* [REQUIRED TASK]
Quote, without change, all of the lines that follow.

* [RECORD EXTRACTS]
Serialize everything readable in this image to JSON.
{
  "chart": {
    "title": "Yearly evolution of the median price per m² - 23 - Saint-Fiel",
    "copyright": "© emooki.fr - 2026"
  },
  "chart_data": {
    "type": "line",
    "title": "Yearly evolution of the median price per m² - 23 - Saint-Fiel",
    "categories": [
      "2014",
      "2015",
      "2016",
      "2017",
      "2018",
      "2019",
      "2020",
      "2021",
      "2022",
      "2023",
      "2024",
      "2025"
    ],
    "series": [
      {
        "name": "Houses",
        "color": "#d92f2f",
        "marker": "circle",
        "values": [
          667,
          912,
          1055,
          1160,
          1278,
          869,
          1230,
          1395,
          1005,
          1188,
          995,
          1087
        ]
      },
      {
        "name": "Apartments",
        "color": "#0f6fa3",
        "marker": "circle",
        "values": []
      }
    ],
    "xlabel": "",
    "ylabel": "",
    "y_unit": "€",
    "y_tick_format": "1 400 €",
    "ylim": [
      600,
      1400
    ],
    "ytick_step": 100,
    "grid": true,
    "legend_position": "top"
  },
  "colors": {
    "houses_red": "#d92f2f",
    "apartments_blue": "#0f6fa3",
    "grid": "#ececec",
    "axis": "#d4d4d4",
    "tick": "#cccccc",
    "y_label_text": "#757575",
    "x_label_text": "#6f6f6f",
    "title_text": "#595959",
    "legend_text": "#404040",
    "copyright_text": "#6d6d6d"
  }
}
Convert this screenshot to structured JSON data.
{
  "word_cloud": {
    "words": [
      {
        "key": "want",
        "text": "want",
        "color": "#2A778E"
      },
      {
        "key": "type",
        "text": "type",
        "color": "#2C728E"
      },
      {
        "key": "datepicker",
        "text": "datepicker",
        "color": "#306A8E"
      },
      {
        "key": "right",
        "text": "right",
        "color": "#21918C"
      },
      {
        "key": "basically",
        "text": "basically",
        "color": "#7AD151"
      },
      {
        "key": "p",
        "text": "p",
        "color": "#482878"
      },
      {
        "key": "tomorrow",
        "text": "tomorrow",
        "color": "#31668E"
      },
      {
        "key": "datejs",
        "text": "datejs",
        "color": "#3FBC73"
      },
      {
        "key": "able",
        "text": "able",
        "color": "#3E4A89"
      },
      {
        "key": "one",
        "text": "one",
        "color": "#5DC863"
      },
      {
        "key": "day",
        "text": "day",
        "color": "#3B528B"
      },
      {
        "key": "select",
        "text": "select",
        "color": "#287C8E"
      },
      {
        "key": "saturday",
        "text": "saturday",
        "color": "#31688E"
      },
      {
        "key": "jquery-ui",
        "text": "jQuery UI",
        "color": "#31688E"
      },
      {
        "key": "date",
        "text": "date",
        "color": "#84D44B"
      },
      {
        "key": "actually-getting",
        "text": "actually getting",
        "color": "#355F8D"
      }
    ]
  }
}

* [OUTPUT OF THE TASK]
Serialize everything readable in this image to JSON.
{
  "chart": {
    "title": "Yearly evolution of the median price per m² - 23 - Saint-Fiel",
    "copyright": "© emooki.fr - 2026"
  },
  "chart_data": {
    "type": "line",
    "title": "Yearly evolution of the median price per m² - 23 - Saint-Fiel",
    "categories": [
      "2014",
      "2015",
      "2016",
      "2017",
      "2018",
      "2019",
      "2020",
      "2021",
      "2022",
      "2023",
      "2024",
      "2025"
    ],
    "series": [
      {
        "name": "Houses",
        "color": "#d92f2f",
        "marker": "circle",
        "values": [
          667,
          912,
          1055,
          1160,
          1278,
          869,
          1230,
          1395,
          1005,
          1188,
          995,
          1087
        ]
      },
      {
        "name": "Apartments",
        "color": "#0f6fa3",
        "marker": "circle",
        "values": []
      }
    ],
    "xlabel": "",
    "ylabel": "",
    "y_unit": "€",
    "y_tick_format": "1 400 €",
    "ylim": [
      600,
      1400
    ],
    "ytick_step": 100,
    "grid": true,
    "legend_position": "top"
  },
  "colors": {
    "houses_red": "#d92f2f",
    "apartments_blue": "#0f6fa3",
    "grid": "#ececec",
    "axis": "#d4d4d4",
    "tick": "#cccccc",
    "y_label_text": "#757575",
    "x_label_text": "#6f6f6f",
    "title_text": "#595959",
    "legend_text": "#404040",
    "copyright_text": "#6d6d6d"
  }
}
Convert this screenshot to structured JSON data.
{
  "word_cloud": {
    "words": [
      {
        "key": "want",
        "text": "want",
        "color": "#2A778E"
      },
      {
        "key": "type",
        "text": "type",
        "color": "#2C728E"
      },
      {
        "key": "datepicker",
        "text": "datepicker",
        "color": "#306A8E"
      },
      {
        "key": "right",
        "text": "right",
        "color": "#21918C"
      },
      {
        "key": "basically",
        "text": "basically",
        "color": "#7AD151"
      },
      {
        "key": "p",
        "text": "p",
        "color": "#482878"
      },
      {
        "key": "tomorrow",
        "text": "tomorrow",
        "color": "#31668E"
      },
      {
        "key": "datejs",
        "text": "datejs",
        "color": "#3FBC73"
      },
      {
        "key": "able",
        "text": "able",
        "color": "#3E4A89"
      },
      {
        "key": "one",
        "text": "one",
        "color": "#5DC863"
      },
      {
        "key": "day",
        "text": "day",
        "color": "#3B528B"
      },
      {
        "key": "select",
        "text": "select",
        "color": "#287C8E"
      },
      {
        "key": "saturday",
        "text": "saturday",
        "color": "#31688E"
      },
      {
        "key": "jquery-ui",
        "text": "jQuery UI",
        "color": "#31688E"
      },
      {
        "key": "date",
        "text": "date",
        "color": "#84D44B"
      },
      {
        "key": "actually-getting",
        "text": "actually getting",
        "color": "#355F8D"
      }
    ]
  }
}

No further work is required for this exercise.